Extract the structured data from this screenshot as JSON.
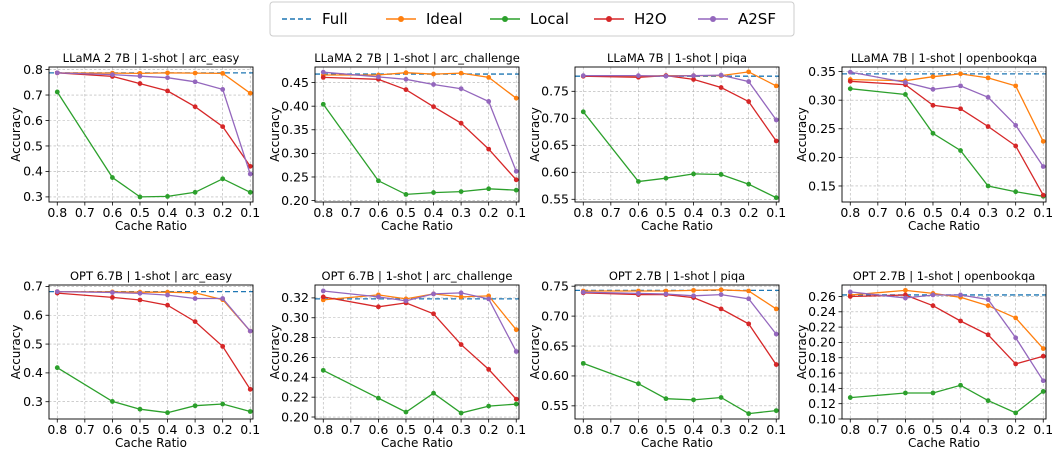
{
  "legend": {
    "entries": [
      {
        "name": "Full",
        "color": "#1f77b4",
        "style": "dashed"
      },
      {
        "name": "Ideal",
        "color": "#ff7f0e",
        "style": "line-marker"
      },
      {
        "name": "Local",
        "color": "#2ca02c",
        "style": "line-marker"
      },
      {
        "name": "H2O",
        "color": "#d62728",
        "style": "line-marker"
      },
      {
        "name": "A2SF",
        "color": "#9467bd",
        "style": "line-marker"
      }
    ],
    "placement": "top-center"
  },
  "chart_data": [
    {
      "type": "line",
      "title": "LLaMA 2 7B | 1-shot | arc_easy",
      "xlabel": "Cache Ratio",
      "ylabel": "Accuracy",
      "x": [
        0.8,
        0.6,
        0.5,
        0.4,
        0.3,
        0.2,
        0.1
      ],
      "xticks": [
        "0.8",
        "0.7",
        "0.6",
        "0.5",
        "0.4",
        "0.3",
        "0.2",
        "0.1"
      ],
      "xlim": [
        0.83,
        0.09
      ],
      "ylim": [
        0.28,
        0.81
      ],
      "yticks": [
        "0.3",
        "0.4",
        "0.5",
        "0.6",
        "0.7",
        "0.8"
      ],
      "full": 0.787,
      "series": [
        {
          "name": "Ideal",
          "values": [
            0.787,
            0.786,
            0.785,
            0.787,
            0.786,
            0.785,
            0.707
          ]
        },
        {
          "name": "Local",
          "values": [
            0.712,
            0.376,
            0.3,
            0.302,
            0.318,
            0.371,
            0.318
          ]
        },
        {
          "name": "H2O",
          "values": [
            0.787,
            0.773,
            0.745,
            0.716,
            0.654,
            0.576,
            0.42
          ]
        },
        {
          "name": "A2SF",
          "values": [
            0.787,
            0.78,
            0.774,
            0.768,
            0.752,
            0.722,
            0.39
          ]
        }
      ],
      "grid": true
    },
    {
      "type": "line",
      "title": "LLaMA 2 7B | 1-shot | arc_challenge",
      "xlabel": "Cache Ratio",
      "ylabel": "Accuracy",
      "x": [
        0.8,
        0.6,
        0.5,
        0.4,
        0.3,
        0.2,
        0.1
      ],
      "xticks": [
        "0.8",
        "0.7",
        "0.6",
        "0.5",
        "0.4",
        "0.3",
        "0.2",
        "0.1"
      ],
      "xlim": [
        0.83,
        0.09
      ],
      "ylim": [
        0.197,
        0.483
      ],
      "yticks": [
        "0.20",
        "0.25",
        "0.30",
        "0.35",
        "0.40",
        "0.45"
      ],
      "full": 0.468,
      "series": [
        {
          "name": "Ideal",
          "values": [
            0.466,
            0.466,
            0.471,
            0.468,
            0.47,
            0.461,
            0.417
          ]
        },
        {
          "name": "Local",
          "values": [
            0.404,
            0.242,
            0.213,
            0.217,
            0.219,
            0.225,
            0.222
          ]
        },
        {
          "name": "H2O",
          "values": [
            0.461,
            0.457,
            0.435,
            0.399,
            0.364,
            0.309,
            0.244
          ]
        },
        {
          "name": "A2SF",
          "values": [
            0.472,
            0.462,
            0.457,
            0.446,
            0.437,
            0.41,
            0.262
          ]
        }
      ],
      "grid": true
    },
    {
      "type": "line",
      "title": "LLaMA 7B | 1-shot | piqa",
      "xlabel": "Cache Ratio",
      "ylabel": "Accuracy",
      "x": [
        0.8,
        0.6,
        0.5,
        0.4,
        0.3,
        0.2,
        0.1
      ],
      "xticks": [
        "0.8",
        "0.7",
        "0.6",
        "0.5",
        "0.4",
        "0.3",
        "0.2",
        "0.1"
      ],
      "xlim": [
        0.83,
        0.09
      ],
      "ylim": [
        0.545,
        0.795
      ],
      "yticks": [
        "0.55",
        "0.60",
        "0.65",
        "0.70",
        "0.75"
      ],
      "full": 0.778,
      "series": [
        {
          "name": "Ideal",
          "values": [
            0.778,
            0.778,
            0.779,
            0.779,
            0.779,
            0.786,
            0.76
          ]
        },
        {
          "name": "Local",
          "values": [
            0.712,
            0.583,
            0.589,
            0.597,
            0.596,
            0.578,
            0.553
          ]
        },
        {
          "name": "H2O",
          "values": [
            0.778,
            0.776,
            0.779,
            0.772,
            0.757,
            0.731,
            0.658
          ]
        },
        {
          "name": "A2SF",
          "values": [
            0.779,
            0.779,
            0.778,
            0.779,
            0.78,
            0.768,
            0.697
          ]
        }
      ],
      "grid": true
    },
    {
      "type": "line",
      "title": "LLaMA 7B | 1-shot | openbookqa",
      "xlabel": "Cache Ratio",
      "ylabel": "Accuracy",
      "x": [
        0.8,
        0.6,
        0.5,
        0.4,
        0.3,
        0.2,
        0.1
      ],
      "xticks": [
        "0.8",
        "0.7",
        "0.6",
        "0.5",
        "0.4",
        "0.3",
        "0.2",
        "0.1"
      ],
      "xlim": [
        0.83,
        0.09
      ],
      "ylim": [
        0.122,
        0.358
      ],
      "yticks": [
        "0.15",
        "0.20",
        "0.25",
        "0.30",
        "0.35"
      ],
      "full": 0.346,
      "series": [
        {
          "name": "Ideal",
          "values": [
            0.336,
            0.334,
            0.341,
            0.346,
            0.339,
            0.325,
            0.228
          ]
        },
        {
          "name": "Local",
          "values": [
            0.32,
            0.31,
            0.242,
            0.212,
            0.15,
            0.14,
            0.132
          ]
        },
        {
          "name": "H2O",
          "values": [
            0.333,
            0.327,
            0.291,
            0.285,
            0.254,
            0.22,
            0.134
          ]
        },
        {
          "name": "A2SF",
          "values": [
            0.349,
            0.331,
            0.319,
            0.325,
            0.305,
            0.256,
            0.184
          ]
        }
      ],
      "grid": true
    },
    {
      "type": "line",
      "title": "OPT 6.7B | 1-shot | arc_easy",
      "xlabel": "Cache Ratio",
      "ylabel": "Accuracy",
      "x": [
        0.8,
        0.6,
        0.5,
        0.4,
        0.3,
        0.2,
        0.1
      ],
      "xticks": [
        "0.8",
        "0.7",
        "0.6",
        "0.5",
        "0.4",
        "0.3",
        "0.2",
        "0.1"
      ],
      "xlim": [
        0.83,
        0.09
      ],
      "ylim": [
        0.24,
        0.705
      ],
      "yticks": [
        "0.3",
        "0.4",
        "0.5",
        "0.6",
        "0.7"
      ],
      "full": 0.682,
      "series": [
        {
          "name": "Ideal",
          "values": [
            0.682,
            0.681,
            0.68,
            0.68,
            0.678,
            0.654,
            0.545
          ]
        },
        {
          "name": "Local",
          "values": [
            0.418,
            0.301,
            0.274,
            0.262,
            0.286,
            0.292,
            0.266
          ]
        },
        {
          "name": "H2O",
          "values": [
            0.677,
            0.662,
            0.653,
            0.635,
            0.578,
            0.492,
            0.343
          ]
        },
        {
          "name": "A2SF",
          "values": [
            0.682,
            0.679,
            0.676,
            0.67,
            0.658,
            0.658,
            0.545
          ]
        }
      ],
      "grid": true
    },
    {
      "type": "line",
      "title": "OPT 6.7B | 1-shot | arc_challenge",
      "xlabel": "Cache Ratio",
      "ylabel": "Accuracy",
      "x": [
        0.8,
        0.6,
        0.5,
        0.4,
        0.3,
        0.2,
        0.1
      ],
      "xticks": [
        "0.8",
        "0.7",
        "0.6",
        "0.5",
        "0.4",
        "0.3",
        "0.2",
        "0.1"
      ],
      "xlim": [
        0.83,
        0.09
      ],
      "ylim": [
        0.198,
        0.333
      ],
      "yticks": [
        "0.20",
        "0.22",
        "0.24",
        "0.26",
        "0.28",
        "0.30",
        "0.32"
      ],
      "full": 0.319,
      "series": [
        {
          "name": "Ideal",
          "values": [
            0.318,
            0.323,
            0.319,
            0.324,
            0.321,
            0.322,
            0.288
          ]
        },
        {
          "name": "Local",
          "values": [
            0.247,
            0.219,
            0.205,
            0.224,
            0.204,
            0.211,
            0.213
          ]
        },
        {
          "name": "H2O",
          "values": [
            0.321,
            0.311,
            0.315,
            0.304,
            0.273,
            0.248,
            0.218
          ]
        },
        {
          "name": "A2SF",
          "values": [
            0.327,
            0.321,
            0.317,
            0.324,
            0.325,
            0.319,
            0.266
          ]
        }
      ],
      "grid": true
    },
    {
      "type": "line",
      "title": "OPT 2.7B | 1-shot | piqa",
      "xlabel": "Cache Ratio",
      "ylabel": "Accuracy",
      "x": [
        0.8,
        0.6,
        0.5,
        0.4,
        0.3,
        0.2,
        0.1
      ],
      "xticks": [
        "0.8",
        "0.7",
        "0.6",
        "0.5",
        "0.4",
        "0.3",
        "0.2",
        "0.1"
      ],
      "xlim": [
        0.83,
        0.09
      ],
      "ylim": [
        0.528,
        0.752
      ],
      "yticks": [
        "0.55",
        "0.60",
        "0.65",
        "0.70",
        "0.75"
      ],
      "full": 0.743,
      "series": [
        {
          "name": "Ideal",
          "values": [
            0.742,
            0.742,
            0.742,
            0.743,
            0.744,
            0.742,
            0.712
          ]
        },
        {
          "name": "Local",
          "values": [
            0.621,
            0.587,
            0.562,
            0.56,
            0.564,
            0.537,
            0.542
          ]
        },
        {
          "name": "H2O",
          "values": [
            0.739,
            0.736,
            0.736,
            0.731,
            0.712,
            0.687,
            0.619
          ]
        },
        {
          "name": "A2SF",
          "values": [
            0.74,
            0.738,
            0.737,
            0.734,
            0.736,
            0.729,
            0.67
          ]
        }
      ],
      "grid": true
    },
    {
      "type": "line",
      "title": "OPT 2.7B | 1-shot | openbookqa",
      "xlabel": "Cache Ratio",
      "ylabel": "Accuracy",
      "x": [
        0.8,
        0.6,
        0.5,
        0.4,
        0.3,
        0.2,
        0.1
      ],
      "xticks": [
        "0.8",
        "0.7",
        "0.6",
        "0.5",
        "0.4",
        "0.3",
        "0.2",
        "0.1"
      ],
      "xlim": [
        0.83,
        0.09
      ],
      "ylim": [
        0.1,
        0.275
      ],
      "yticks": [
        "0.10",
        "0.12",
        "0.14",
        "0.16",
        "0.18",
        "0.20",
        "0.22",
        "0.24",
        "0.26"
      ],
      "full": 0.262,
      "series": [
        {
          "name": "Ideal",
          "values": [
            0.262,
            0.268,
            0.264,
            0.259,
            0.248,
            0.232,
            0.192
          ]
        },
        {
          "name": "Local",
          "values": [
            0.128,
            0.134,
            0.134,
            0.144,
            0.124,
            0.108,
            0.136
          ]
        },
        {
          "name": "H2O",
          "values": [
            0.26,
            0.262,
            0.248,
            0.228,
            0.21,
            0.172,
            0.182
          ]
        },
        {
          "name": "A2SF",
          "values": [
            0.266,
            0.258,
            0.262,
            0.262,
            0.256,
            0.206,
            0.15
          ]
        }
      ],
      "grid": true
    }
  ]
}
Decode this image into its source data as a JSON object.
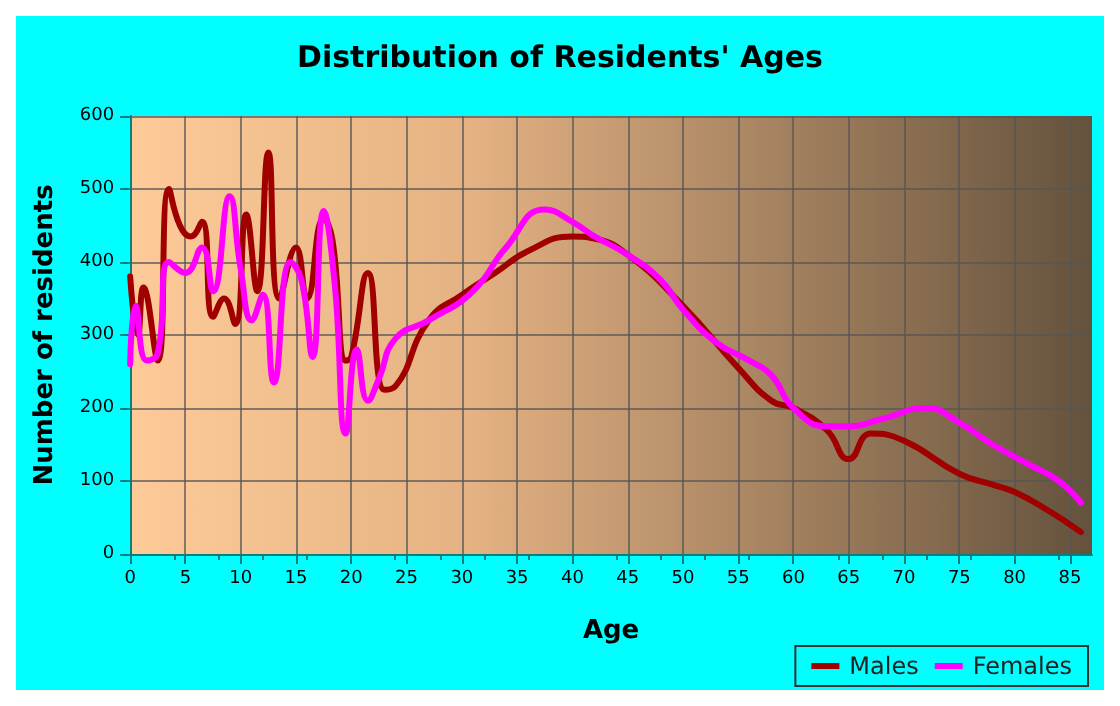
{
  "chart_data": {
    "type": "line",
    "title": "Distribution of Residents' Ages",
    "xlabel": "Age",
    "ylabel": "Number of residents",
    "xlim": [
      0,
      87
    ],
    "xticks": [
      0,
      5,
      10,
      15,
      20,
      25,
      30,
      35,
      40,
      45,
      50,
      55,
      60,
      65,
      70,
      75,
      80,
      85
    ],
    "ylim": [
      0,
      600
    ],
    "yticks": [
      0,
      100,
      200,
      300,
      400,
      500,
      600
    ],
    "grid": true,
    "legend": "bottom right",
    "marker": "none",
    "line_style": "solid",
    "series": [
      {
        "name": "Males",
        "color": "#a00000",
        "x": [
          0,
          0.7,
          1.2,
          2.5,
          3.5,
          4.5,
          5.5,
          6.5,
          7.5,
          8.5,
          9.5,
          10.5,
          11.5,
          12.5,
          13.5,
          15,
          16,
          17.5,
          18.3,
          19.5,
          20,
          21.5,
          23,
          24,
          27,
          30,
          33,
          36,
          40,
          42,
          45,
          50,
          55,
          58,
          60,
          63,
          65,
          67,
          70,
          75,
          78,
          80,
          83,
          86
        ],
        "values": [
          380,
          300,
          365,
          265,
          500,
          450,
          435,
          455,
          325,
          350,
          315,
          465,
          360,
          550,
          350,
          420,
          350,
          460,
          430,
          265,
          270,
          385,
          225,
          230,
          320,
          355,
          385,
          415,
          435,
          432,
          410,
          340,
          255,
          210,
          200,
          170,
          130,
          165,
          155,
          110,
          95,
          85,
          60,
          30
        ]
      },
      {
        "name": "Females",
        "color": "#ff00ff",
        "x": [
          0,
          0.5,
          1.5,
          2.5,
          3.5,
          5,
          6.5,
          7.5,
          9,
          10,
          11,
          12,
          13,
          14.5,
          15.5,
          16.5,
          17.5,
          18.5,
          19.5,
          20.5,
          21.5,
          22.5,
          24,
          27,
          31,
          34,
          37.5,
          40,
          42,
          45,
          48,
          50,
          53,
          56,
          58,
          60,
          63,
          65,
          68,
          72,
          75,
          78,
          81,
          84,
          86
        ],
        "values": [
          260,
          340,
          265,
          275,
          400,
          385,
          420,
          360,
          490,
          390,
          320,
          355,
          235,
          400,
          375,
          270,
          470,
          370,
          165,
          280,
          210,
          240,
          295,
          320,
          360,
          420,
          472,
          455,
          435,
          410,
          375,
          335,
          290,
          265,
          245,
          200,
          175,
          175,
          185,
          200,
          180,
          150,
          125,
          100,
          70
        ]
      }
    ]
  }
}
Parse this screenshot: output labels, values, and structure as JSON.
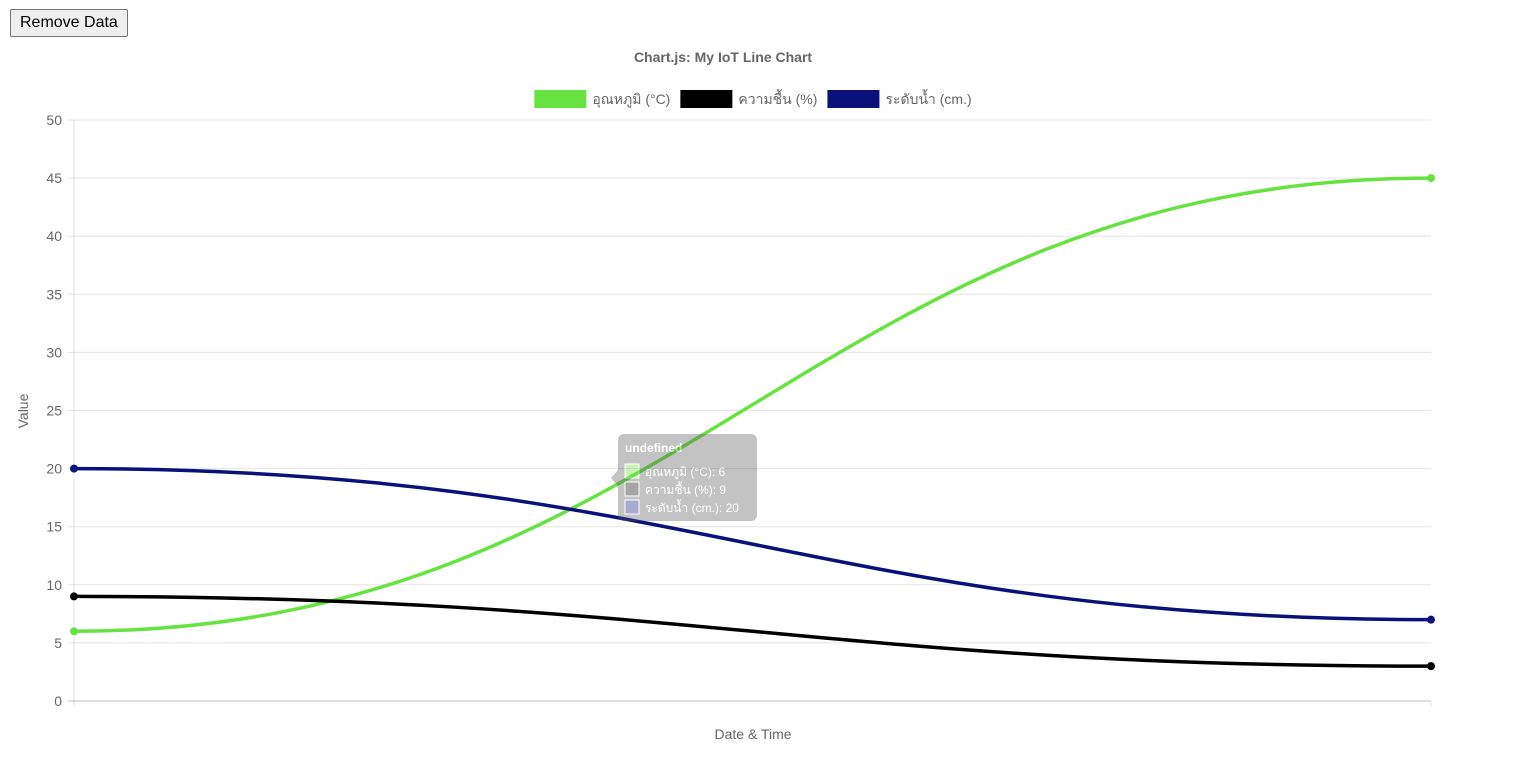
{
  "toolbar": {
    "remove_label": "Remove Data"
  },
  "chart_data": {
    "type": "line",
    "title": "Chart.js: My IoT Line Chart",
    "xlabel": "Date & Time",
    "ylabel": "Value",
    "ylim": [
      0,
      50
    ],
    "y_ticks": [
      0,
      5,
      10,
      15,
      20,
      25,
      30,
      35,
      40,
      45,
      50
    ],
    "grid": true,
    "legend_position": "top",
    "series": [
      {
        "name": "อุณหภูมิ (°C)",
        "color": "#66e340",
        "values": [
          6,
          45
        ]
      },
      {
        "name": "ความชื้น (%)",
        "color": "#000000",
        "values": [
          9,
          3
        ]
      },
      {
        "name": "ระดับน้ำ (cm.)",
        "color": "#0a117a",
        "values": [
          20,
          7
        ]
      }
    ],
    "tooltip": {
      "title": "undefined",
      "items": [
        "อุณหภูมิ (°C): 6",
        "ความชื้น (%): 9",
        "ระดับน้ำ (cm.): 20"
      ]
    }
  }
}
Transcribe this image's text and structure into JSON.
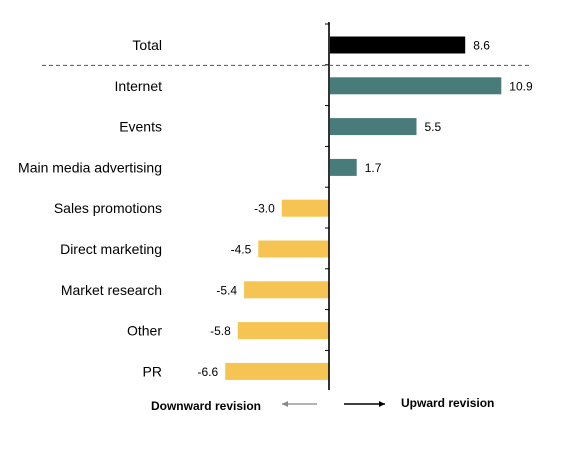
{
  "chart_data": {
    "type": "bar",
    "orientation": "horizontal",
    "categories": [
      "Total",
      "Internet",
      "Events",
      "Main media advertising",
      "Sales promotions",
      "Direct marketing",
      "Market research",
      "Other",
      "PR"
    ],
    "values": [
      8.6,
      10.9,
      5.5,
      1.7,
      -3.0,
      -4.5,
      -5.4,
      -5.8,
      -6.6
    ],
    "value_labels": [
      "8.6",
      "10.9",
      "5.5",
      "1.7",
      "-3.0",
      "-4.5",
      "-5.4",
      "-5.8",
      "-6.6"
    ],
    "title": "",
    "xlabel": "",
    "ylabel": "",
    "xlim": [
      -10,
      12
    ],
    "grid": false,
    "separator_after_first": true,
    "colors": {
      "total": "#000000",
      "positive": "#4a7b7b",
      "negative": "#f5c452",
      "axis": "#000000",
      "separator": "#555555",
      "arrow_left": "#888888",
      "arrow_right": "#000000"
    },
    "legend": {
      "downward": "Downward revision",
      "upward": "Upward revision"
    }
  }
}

## Instructions to follow
Go to the line containing "Transcribe this image's", then write out word for word every line from there to the end of the listing. Keep both end lines and drop the pictures.

## Response for this exercise
Transcribe this image's text and structure into JSON.
{
  "chart_data": {
    "type": "bar",
    "orientation": "horizontal",
    "categories": [
      "Total",
      "Internet",
      "Events",
      "Main media advertising",
      "Sales promotions",
      "Direct marketing",
      "Market research",
      "Other",
      "PR"
    ],
    "values": [
      8.6,
      10.9,
      5.5,
      1.7,
      -3.0,
      -4.5,
      -5.4,
      -5.8,
      -6.6
    ],
    "value_labels": [
      "8.6",
      "10.9",
      "5.5",
      "1.7",
      "-3.0",
      "-4.5",
      "-5.4",
      "-5.8",
      "-6.6"
    ],
    "title": "",
    "xlabel": "",
    "ylabel": "",
    "xlim": [
      -10,
      12
    ],
    "grid": false,
    "separator_after_first": true,
    "colors": {
      "total": "#000000",
      "positive": "#4a7b7b",
      "negative": "#f5c452",
      "axis": "#000000",
      "separator": "#555555",
      "arrow_left": "#888888",
      "arrow_right": "#000000"
    },
    "legend": {
      "downward": "Downward revision",
      "upward": "Upward revision"
    }
  }
}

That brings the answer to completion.